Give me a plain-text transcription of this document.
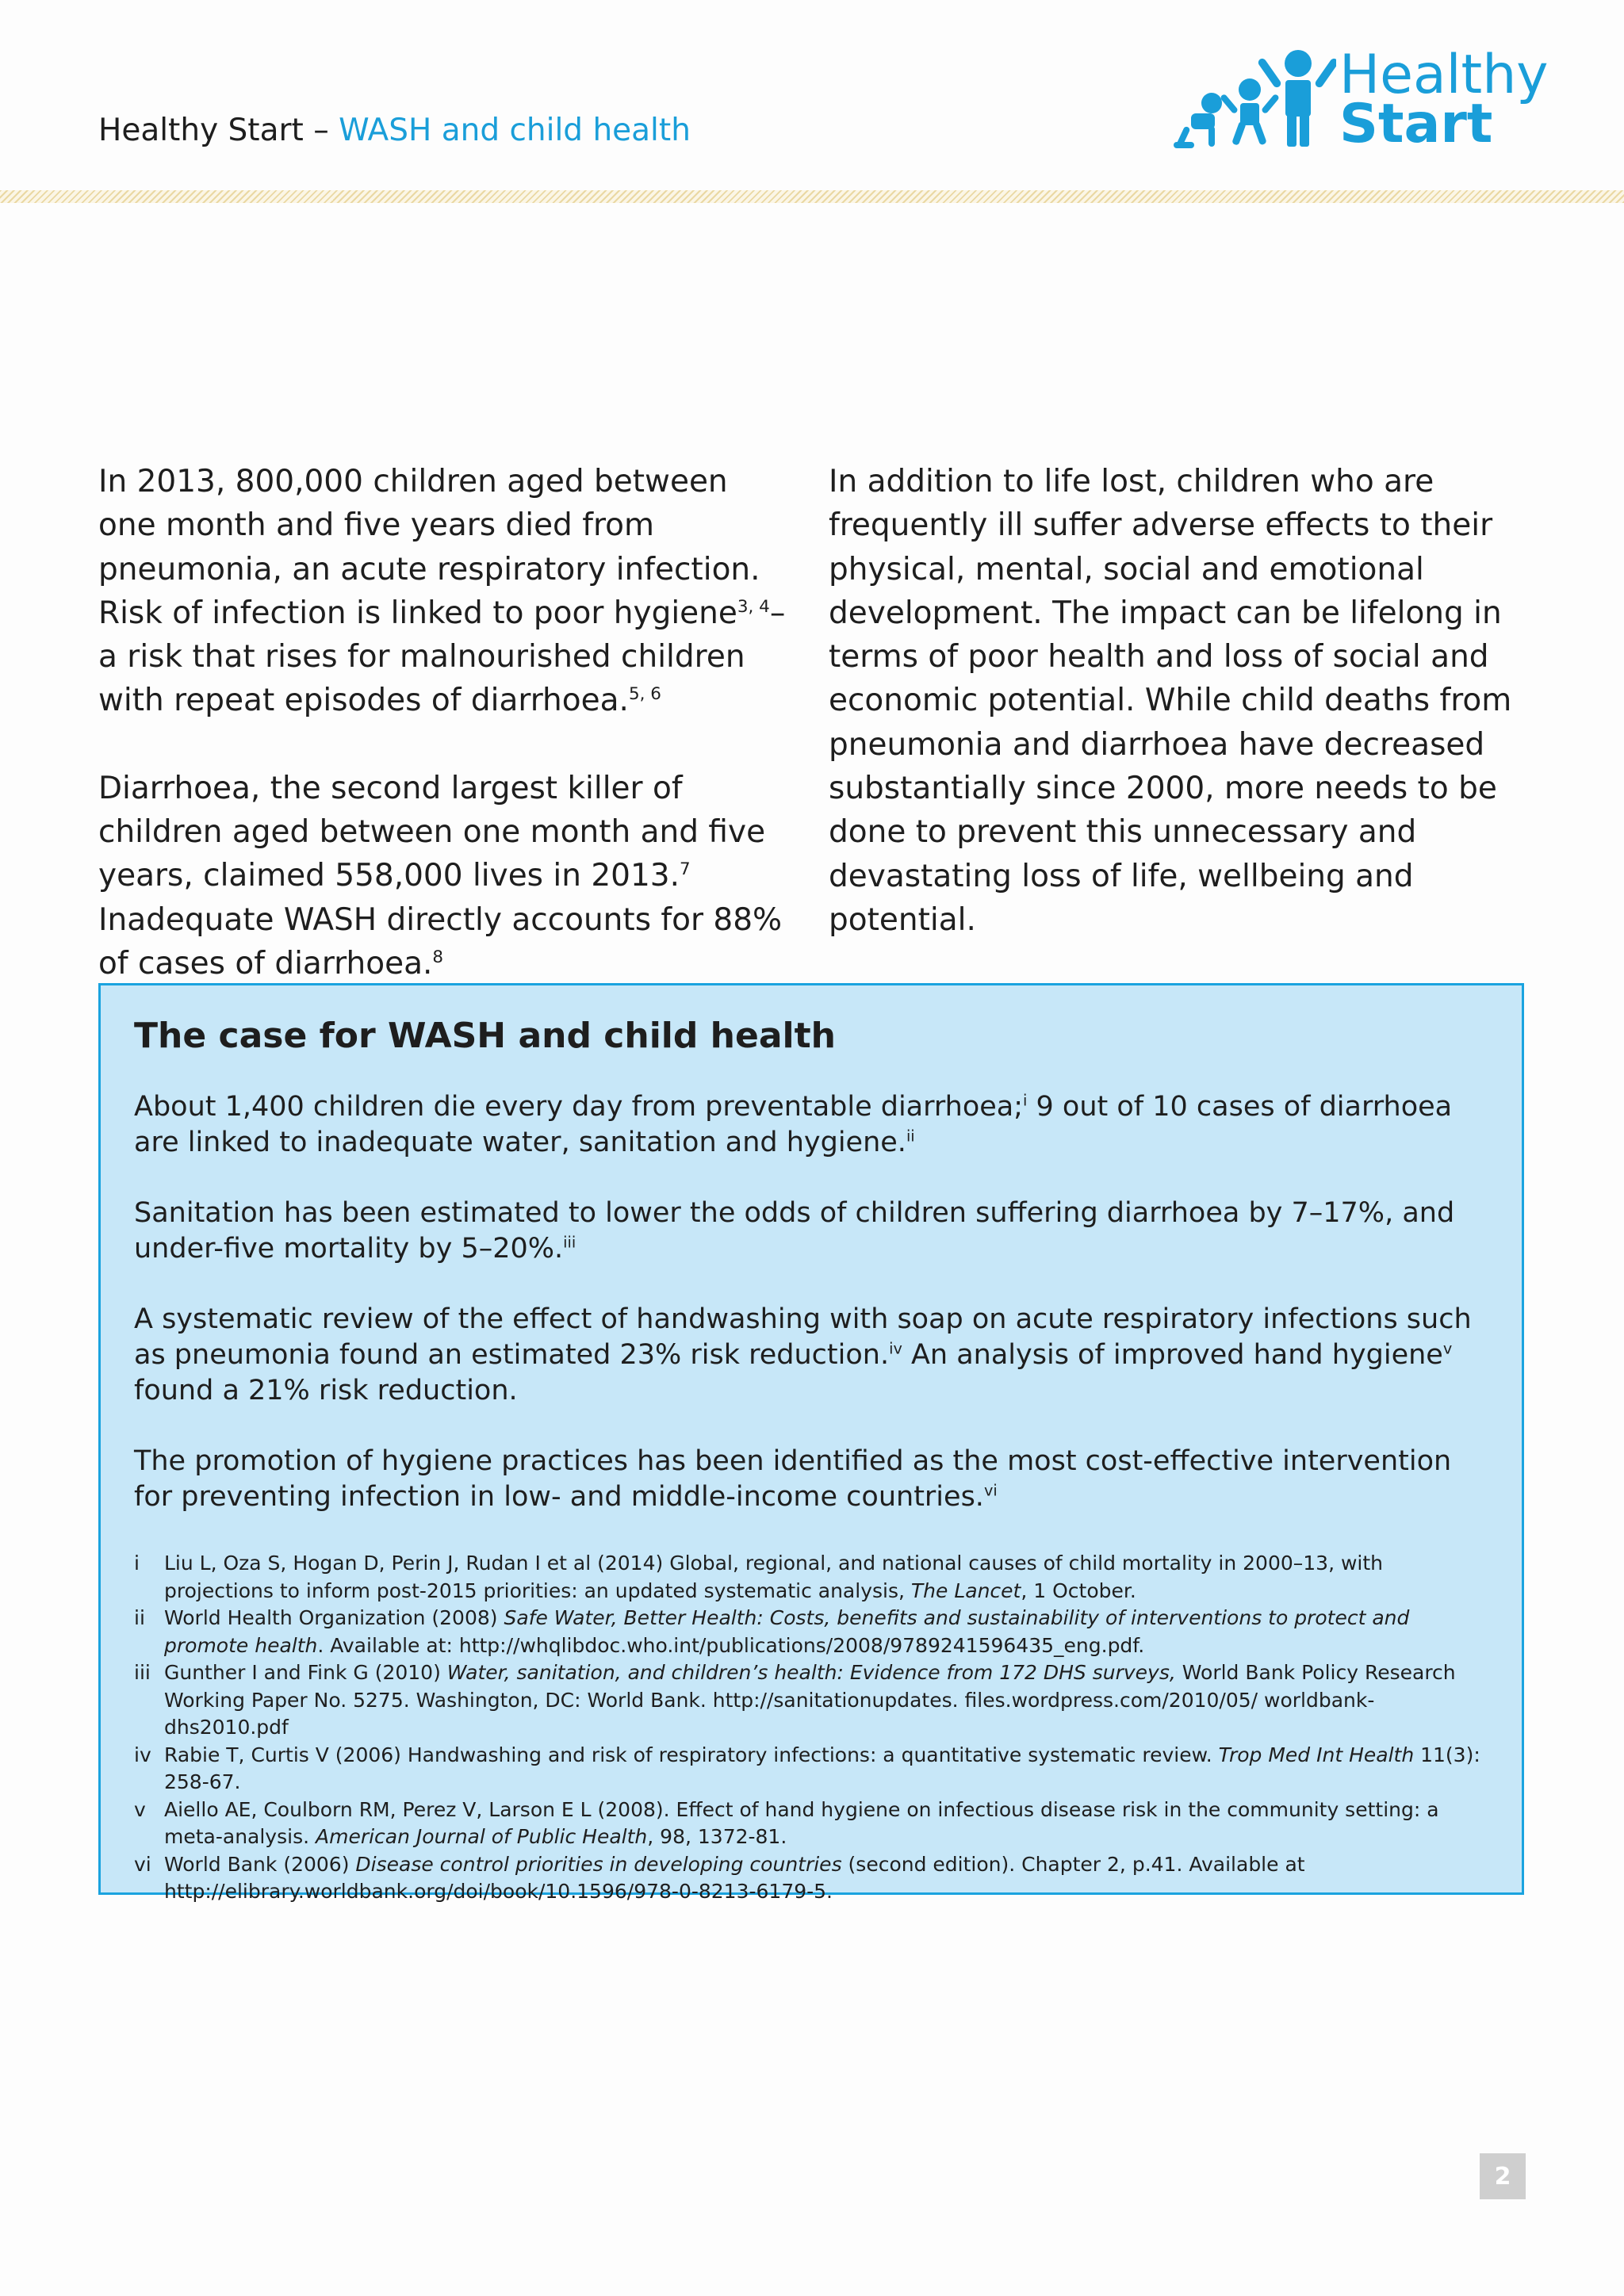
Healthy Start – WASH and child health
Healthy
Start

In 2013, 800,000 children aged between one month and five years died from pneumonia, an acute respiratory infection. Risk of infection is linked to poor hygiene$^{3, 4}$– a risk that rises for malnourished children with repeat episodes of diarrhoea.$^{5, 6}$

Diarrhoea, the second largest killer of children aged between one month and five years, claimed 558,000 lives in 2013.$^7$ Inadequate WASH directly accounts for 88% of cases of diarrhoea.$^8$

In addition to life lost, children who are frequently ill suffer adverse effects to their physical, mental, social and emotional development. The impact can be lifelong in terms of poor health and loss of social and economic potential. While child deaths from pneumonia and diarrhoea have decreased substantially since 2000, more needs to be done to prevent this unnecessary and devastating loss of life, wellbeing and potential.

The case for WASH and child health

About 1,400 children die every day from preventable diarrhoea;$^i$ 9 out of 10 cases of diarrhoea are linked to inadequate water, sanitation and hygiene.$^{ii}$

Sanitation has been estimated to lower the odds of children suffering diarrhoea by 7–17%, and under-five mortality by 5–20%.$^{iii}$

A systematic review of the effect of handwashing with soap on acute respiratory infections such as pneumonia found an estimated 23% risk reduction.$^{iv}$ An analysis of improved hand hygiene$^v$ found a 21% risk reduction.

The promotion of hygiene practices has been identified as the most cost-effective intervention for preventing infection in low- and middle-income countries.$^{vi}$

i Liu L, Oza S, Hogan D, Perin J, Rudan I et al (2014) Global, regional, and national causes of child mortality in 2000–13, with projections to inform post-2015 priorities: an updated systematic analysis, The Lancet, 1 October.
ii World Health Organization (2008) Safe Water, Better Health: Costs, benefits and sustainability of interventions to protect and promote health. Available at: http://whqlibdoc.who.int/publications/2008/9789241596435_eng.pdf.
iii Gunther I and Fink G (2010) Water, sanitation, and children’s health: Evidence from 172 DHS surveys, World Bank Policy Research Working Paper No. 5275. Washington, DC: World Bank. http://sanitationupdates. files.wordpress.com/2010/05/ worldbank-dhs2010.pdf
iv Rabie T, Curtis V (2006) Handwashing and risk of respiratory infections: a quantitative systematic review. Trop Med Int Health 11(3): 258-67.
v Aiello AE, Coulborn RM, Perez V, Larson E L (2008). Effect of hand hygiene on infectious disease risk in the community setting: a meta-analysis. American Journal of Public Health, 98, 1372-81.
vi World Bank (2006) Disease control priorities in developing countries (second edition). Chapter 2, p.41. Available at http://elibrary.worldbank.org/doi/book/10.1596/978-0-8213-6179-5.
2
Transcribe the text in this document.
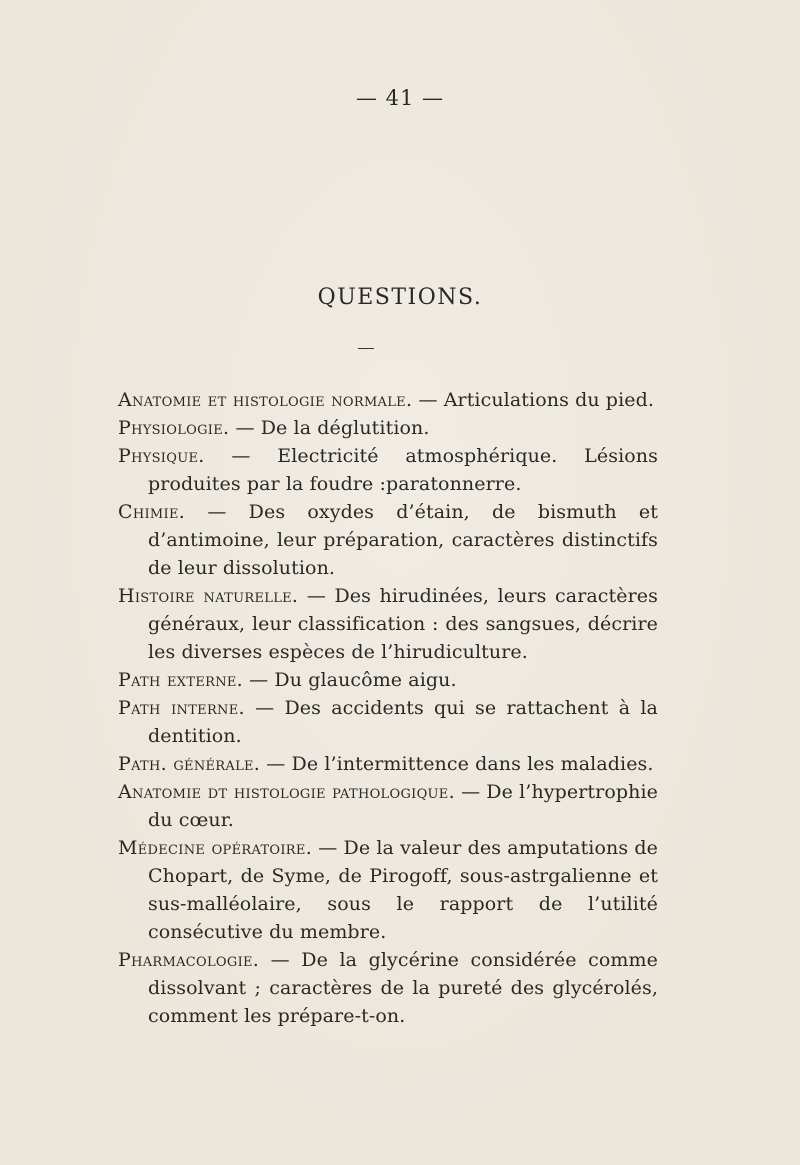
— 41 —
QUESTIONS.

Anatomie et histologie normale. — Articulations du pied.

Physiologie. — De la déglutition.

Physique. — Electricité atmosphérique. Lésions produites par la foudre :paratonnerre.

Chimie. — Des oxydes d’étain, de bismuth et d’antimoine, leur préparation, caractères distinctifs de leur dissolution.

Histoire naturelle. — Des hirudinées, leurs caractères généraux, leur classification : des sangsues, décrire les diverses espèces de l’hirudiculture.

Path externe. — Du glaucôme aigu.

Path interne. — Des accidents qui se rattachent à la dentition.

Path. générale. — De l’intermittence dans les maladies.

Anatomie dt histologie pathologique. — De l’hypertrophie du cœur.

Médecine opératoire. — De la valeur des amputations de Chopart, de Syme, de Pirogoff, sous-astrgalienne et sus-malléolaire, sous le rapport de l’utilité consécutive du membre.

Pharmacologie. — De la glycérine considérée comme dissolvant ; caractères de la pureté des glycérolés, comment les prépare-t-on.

:: Work required ::
Copy every line of the data word for word, omitting the images.

:: Exercise answer ::
Give me a plain-text transcription of this document.
Healthy Start – WASH and child health
Healthy
Start

In 2013, 800,000 children aged between one month and five years died from pneumonia, an acute respiratory infection. Risk of infection is linked to poor hygiene$^{3, 4}$– a risk that rises for malnourished children with repeat episodes of diarrhoea.$^{5, 6}$

Diarrhoea, the second largest killer of children aged between one month and five years, claimed 558,000 lives in 2013.$^7$ Inadequate WASH directly accounts for 88% of cases of diarrhoea.$^8$

In addition to life lost, children who are frequently ill suffer adverse effects to their physical, mental, social and emotional development. The impact can be lifelong in terms of poor health and loss of social and economic potential. While child deaths from pneumonia and diarrhoea have decreased substantially since 2000, more needs to be done to prevent this unnecessary and devastating loss of life, wellbeing and potential.

The case for WASH and child health

About 1,400 children die every day from preventable diarrhoea;$^i$ 9 out of 10 cases of diarrhoea are linked to inadequate water, sanitation and hygiene.$^{ii}$

Sanitation has been estimated to lower the odds of children suffering diarrhoea by 7–17%, and under-five mortality by 5–20%.$^{iii}$

A systematic review of the effect of handwashing with soap on acute respiratory infections such as pneumonia found an estimated 23% risk reduction.$^{iv}$ An analysis of improved hand hygiene$^v$ found a 21% risk reduction.

The promotion of hygiene practices has been identified as the most cost-effective intervention for preventing infection in low- and middle-income countries.$^{vi}$

i Liu L, Oza S, Hogan D, Perin J, Rudan I et al (2014) Global, regional, and national causes of child mortality in 2000–13, with projections to inform post-2015 priorities: an updated systematic analysis, The Lancet, 1 October.
ii World Health Organization (2008) Safe Water, Better Health: Costs, benefits and sustainability of interventions to protect and promote health. Available at: http://whqlibdoc.who.int/publications/2008/9789241596435_eng.pdf.
iii Gunther I and Fink G (2010) Water, sanitation, and children’s health: Evidence from 172 DHS surveys, World Bank Policy Research Working Paper No. 5275. Washington, DC: World Bank. http://sanitationupdates. files.wordpress.com/2010/05/ worldbank-dhs2010.pdf
iv Rabie T, Curtis V (2006) Handwashing and risk of respiratory infections: a quantitative systematic review. Trop Med Int Health 11(3): 258-67.
v Aiello AE, Coulborn RM, Perez V, Larson E L (2008). Effect of hand hygiene on infectious disease risk in the community setting: a meta-analysis. American Journal of Public Health, 98, 1372-81.
vi World Bank (2006) Disease control priorities in developing countries (second edition). Chapter 2, p.41. Available at http://elibrary.worldbank.org/doi/book/10.1596/978-0-8213-6179-5.
2
Transcribe the text in this document.
— 41 —
QUESTIONS.

Anatomie et histologie normale. — Articulations du pied.

Physiologie. — De la déglutition.

Physique. — Electricité atmosphérique. Lésions produites par la foudre :paratonnerre.

Chimie. — Des oxydes d’étain, de bismuth et d’antimoine, leur préparation, caractères distinctifs de leur dissolution.

Histoire naturelle. — Des hirudinées, leurs caractères généraux, leur classification : des sangsues, décrire les diverses espèces de l’hirudiculture.

Path externe. — Du glaucôme aigu.

Path interne. — Des accidents qui se rattachent à la dentition.

Path. générale. — De l’intermittence dans les maladies.

Anatomie dt histologie pathologique. — De l’hypertrophie du cœur.

Médecine opératoire. — De la valeur des amputations de Chopart, de Syme, de Pirogoff, sous-astrgalienne et sus-malléolaire, sous le rapport de l’utilité consécutive du membre.

Pharmacologie. — De la glycérine considérée comme dissolvant ; caractères de la pureté des glycérolés, comment les prépare-t-on.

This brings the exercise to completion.